-- OBJECTIVE --
Rewrite the records so that each occurrence of "Meu Processo" becomes "My Process", and keep every other character unchanged.

-- SUPPLIED MATERIAL --
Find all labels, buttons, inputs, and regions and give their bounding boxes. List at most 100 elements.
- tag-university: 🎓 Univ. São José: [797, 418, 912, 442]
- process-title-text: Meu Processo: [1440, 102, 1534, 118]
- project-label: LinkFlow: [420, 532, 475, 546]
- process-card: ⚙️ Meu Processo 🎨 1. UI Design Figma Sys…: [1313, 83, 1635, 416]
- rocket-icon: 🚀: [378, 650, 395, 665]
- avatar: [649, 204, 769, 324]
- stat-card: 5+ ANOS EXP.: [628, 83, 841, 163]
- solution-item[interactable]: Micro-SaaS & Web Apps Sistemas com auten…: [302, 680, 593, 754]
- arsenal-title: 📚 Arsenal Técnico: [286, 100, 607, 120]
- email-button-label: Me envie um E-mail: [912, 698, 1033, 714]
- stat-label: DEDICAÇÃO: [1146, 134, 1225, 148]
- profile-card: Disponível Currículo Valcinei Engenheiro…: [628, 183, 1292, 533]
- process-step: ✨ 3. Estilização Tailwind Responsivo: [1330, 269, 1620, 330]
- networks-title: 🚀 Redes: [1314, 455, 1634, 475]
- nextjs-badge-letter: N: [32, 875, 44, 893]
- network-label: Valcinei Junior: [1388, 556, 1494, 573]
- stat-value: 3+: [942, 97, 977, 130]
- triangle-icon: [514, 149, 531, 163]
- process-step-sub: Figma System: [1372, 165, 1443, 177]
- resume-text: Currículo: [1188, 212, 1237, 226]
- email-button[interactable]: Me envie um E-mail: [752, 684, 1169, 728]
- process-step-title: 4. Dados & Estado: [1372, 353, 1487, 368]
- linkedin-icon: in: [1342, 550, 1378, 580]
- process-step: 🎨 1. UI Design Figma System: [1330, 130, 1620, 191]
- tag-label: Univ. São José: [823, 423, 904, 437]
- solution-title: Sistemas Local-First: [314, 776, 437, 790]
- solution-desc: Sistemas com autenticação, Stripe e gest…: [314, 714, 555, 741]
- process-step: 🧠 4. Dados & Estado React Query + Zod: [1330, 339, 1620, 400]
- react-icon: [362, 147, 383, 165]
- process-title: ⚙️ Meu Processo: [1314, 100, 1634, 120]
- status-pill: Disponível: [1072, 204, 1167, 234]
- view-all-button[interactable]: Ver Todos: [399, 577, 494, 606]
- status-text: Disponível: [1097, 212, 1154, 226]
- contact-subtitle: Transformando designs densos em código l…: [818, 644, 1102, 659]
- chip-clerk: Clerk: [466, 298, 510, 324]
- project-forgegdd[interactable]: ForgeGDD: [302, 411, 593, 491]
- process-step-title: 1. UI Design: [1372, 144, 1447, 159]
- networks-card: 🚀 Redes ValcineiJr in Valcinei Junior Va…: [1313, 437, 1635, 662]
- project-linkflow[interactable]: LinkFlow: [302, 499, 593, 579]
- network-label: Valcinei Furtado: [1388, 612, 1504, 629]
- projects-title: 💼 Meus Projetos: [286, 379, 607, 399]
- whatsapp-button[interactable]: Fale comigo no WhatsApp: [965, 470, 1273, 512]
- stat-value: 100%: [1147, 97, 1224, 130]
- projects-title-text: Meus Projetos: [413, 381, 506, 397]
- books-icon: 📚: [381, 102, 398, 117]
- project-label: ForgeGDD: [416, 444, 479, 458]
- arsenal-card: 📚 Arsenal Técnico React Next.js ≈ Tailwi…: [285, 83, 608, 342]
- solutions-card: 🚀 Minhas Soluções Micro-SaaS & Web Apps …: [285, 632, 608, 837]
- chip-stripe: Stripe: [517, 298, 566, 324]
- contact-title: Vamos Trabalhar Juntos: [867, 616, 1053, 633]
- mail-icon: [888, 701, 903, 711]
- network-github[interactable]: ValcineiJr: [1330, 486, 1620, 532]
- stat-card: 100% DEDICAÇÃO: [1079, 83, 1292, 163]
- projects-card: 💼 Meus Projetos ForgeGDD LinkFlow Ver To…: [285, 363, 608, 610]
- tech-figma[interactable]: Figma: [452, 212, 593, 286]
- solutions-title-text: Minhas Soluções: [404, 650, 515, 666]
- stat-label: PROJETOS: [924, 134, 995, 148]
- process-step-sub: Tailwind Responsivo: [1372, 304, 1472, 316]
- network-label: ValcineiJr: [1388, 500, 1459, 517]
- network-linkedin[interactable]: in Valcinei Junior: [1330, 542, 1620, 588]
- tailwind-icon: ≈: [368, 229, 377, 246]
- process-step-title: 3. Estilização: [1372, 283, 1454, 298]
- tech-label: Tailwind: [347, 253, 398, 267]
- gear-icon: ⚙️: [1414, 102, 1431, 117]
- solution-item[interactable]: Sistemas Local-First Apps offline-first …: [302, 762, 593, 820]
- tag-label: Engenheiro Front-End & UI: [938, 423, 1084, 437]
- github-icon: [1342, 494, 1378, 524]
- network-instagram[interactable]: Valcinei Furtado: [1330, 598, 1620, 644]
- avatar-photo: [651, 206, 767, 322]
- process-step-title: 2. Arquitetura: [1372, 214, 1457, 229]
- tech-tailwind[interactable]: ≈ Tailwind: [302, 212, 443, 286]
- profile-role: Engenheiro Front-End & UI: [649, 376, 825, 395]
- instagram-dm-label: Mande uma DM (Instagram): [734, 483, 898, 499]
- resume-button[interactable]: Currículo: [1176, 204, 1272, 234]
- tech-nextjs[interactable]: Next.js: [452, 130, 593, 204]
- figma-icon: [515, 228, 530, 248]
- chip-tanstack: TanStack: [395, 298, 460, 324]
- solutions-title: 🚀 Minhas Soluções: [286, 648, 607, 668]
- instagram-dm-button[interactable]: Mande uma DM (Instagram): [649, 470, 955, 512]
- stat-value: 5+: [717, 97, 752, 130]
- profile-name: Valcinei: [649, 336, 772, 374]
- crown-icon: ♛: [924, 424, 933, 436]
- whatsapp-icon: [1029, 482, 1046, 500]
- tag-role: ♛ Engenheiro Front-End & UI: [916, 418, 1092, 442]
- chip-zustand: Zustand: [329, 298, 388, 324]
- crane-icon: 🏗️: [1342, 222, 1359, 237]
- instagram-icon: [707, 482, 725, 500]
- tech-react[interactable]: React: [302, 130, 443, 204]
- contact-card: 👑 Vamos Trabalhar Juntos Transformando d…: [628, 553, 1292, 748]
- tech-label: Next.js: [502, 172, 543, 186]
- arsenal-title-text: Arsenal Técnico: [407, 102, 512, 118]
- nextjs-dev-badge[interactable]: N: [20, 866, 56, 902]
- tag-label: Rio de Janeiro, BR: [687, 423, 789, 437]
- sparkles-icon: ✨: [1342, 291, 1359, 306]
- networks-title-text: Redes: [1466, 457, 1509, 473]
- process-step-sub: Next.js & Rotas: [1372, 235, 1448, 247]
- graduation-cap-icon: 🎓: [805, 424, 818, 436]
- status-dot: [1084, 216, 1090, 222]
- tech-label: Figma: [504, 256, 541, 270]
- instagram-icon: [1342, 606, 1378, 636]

-- RESULT OF THIS EXERCISE --
Find all labels, buttons, inputs, and regions and give their bounding boxes. List at most 100 elements.
- tag-university: 🎓 Univ. São José: [797, 418, 912, 442]
- process-title-text: My Process: [1440, 102, 1534, 118]
- project-label: LinkFlow: [420, 532, 475, 546]
- process-card: ⚙️ My Process 🎨 1. UI Design Figma Sys…: [1313, 83, 1635, 416]
- rocket-icon: 🚀: [378, 650, 395, 665]
- avatar: [649, 204, 769, 324]
- stat-card: 5+ ANOS EXP.: [628, 83, 841, 163]
- solution-item[interactable]: Micro-SaaS & Web Apps Sistemas com auten…: [302, 680, 593, 754]
- arsenal-title: 📚 Arsenal Técnico: [286, 100, 607, 120]
- email-button-label: Me envie um E-mail: [912, 698, 1033, 714]
- stat-label: DEDICAÇÃO: [1146, 134, 1225, 148]
- profile-card: Disponível Currículo Valcinei Engenheiro…: [628, 183, 1292, 533]
- process-step: ✨ 3. Estilização Tailwind Responsivo: [1330, 269, 1620, 330]
- networks-title: 🚀 Redes: [1314, 455, 1634, 475]
- nextjs-badge-letter: N: [32, 875, 44, 893]
- network-label: Valcinei Junior: [1388, 556, 1494, 573]
- stat-value: 3+: [942, 97, 977, 130]
- triangle-icon: [514, 149, 531, 163]
- process-step-sub: Figma System: [1372, 165, 1443, 177]
- resume-text: Currículo: [1188, 212, 1237, 226]
- email-button[interactable]: Me envie um E-mail: [752, 684, 1169, 728]
- process-step-title: 4. Dados & Estado: [1372, 353, 1487, 368]
- linkedin-icon: in: [1342, 550, 1378, 580]
- process-step: 🎨 1. UI Design Figma System: [1330, 130, 1620, 191]
- tag-label: Univ. São José: [823, 423, 904, 437]
- solution-title: Sistemas Local-First: [314, 776, 437, 790]
- solution-desc: Sistemas com autenticação, Stripe e gest…: [314, 714, 555, 741]
- process-step: 🧠 4. Dados & Estado React Query + Zod: [1330, 339, 1620, 400]
- react-icon: [362, 147, 383, 165]
- process-title: ⚙️ My Process: [1314, 100, 1634, 120]
- status-pill: Disponível: [1072, 204, 1167, 234]
- view-all-button[interactable]: Ver Todos: [399, 577, 494, 606]
- status-text: Disponível: [1097, 212, 1154, 226]
- contact-subtitle: Transformando designs densos em código l…: [818, 644, 1102, 659]
- chip-clerk: Clerk: [466, 298, 510, 324]
- project-forgegdd[interactable]: ForgeGDD: [302, 411, 593, 491]
- process-step-title: 1. UI Design: [1372, 144, 1447, 159]
- networks-card: 🚀 Redes ValcineiJr in Valcinei Junior Va…: [1313, 437, 1635, 662]
- project-linkflow[interactable]: LinkFlow: [302, 499, 593, 579]
- network-label: Valcinei Furtado: [1388, 612, 1504, 629]
- projects-title: 💼 Meus Projetos: [286, 379, 607, 399]
- whatsapp-button[interactable]: Fale comigo no WhatsApp: [965, 470, 1273, 512]
- stat-value: 100%: [1147, 97, 1224, 130]
- projects-title-text: Meus Projetos: [413, 381, 506, 397]
- books-icon: 📚: [381, 102, 398, 117]
- project-label: ForgeGDD: [416, 444, 479, 458]
- arsenal-card: 📚 Arsenal Técnico React Next.js ≈ Tailwi…: [285, 83, 608, 342]
- solutions-card: 🚀 Minhas Soluções Micro-SaaS & Web Apps …: [285, 632, 608, 837]
- chip-stripe: Stripe: [517, 298, 566, 324]
- contact-title: Vamos Trabalhar Juntos: [867, 616, 1053, 633]
- mail-icon: [888, 701, 903, 711]
- network-github[interactable]: ValcineiJr: [1330, 486, 1620, 532]
- stat-card: 100% DEDICAÇÃO: [1079, 83, 1292, 163]
- projects-card: 💼 Meus Projetos ForgeGDD LinkFlow Ver To…: [285, 363, 608, 610]
- tech-figma[interactable]: Figma: [452, 212, 593, 286]
- solutions-title-text: Minhas Soluções: [404, 650, 515, 666]
- stat-label: PROJETOS: [924, 134, 995, 148]
- process-step-sub: Tailwind Responsivo: [1372, 304, 1472, 316]
- network-label: ValcineiJr: [1388, 500, 1459, 517]
- network-linkedin[interactable]: in Valcinei Junior: [1330, 542, 1620, 588]
- tailwind-icon: ≈: [368, 229, 377, 246]
- process-step-title: 3. Estilização: [1372, 283, 1454, 298]
- tech-label: Tailwind: [347, 253, 398, 267]
- gear-icon: ⚙️: [1414, 102, 1431, 117]
- solution-item[interactable]: Sistemas Local-First Apps offline-first …: [302, 762, 593, 820]
- tag-label: Engenheiro Front-End & UI: [938, 423, 1084, 437]
- github-icon: [1342, 494, 1378, 524]
- network-instagram[interactable]: Valcinei Furtado: [1330, 598, 1620, 644]
- avatar-photo: [651, 206, 767, 322]
- process-step-title: 2. Arquitetura: [1372, 214, 1457, 229]
- tech-tailwind[interactable]: ≈ Tailwind: [302, 212, 443, 286]
- profile-role: Engenheiro Front-End & UI: [649, 376, 825, 395]
- instagram-dm-label: Mande uma DM (Instagram): [734, 483, 898, 499]
- resume-button[interactable]: Currículo: [1176, 204, 1272, 234]
- tech-nextjs[interactable]: Next.js: [452, 130, 593, 204]
- figma-icon: [515, 228, 530, 248]
- chip-tanstack: TanStack: [395, 298, 460, 324]
- solutions-title: 🚀 Minhas Soluções: [286, 648, 607, 668]
- instagram-dm-button[interactable]: Mande uma DM (Instagram): [649, 470, 955, 512]
- stat-value: 5+: [717, 97, 752, 130]
- profile-name: Valcinei: [649, 336, 772, 374]
- crown-icon: ♛: [924, 424, 933, 436]
- whatsapp-icon: [1029, 482, 1046, 500]
- tag-role: ♛ Engenheiro Front-End & UI: [916, 418, 1092, 442]
- chip-zustand: Zustand: [329, 298, 388, 324]
- crane-icon: 🏗️: [1342, 222, 1359, 237]
- instagram-icon: [707, 482, 725, 500]
- tech-react[interactable]: React: [302, 130, 443, 204]
- contact-card: 👑 Vamos Trabalhar Juntos Transformando d…: [628, 553, 1292, 748]
- tech-label: Next.js: [502, 172, 543, 186]
- arsenal-title-text: Arsenal Técnico: [407, 102, 512, 118]
- nextjs-dev-badge[interactable]: N: [20, 866, 56, 902]
- tag-label: Rio de Janeiro, BR: [687, 423, 789, 437]
- sparkles-icon: ✨: [1342, 291, 1359, 306]
- networks-title-text: Redes: [1466, 457, 1509, 473]
- process-step-sub: Next.js & Rotas: [1372, 235, 1448, 247]
- graduation-cap-icon: 🎓: [805, 424, 818, 436]
- status-dot: [1084, 216, 1090, 222]
- tech-label: Figma: [504, 256, 541, 270]
- instagram-icon: [1342, 606, 1378, 636]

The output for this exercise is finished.